■ WHAT THE TASK REQUIRES
Copy all the material that follows, keeping every character the same.

■ SUPPLIED INFORMATION
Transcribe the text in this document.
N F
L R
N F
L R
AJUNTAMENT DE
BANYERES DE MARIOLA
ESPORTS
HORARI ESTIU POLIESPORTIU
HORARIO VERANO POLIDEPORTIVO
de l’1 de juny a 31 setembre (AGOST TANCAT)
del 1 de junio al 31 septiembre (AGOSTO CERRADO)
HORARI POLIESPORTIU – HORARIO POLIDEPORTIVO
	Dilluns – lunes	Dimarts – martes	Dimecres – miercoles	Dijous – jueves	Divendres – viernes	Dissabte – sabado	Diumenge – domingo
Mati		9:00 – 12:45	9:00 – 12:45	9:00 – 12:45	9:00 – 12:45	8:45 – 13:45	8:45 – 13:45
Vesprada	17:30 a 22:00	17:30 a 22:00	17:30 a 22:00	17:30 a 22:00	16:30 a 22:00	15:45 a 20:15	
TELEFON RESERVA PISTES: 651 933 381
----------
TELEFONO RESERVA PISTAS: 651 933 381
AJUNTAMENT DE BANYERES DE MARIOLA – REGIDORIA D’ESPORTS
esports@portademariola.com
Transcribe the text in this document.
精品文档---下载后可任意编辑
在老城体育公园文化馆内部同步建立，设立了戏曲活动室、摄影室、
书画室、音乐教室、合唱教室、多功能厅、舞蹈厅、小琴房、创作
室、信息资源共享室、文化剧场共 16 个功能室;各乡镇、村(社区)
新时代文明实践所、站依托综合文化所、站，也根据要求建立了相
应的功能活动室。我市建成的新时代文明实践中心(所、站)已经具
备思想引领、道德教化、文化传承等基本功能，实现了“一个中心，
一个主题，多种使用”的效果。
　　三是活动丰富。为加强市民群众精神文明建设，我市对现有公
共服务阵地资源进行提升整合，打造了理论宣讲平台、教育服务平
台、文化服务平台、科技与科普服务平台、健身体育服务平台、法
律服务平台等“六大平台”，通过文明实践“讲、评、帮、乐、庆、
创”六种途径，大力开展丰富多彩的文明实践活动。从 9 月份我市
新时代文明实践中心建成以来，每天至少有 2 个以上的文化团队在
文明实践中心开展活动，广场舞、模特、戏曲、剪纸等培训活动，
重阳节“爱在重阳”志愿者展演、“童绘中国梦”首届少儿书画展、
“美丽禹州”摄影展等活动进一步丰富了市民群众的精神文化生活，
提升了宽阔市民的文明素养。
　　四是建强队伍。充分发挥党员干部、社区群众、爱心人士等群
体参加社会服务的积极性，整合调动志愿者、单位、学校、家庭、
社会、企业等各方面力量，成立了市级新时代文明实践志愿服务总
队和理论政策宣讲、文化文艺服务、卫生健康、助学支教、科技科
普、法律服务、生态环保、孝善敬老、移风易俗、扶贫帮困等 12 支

■ ANSWER BELOW
Transcribe the text in this document.
N F
L R
N F
L R
AJUNTAMENT DE
BANYERES DE MARIOLA
ESPORTS
HORARI ESTIU POLIESPORTIU
HORARIO VERANO POLIDEPORTIVO
de l’1 de juny a 31 setembre (AGOST TANCAT)
del 1 de junio al 31 septiembre (AGOSTO CERRADO)
HORARI POLIESPORTIU – HORARIO POLIDEPORTIVO
	Dilluns – lunes	Dimarts – martes	Dimecres – miercoles	Dijous – jueves	Divendres – viernes	Dissabte – sabado	Diumenge – domingo
Mati		9:00 – 12:45	9:00 – 12:45	9:00 – 12:45	9:00 – 12:45	8:45 – 13:45	8:45 – 13:45
Vesprada	17:30 a 22:00	17:30 a 22:00	17:30 a 22:00	17:30 a 22:00	16:30 a 22:00	15:45 a 20:15	
TELEFON RESERVA PISTES: 651 933 381
----------
TELEFONO RESERVA PISTAS: 651 933 381
AJUNTAMENT DE BANYERES DE MARIOLA – REGIDORIA D’ESPORTS
esports@portademariola.com
Transcribe the text in this document.
精品文档---下载后可任意编辑
在老城体育公园文化馆内部同步建立，设立了戏曲活动室、摄影室、
书画室、音乐教室、合唱教室、多功能厅、舞蹈厅、小琴房、创作
室、信息资源共享室、文化剧场共 16 个功能室;各乡镇、村(社区)
新时代文明实践所、站依托综合文化所、站，也根据要求建立了相
应的功能活动室。我市建成的新时代文明实践中心(所、站)已经具
备思想引领、道德教化、文化传承等基本功能，实现了“一个中心，
一个主题，多种使用”的效果。
　　三是活动丰富。为加强市民群众精神文明建设，我市对现有公
共服务阵地资源进行提升整合，打造了理论宣讲平台、教育服务平
台、文化服务平台、科技与科普服务平台、健身体育服务平台、法
律服务平台等“六大平台”，通过文明实践“讲、评、帮、乐、庆、
创”六种途径，大力开展丰富多彩的文明实践活动。从 9 月份我市
新时代文明实践中心建成以来，每天至少有 2 个以上的文化团队在
文明实践中心开展活动，广场舞、模特、戏曲、剪纸等培训活动，
重阳节“爱在重阳”志愿者展演、“童绘中国梦”首届少儿书画展、
“美丽禹州”摄影展等活动进一步丰富了市民群众的精神文化生活，
提升了宽阔市民的文明素养。
　　四是建强队伍。充分发挥党员干部、社区群众、爱心人士等群
体参加社会服务的积极性，整合调动志愿者、单位、学校、家庭、
社会、企业等各方面力量，成立了市级新时代文明实践志愿服务总
队和理论政策宣讲、文化文艺服务、卫生健康、助学支教、科技科
普、法律服务、生态环保、孝善敬老、移风易俗、扶贫帮困等 12 支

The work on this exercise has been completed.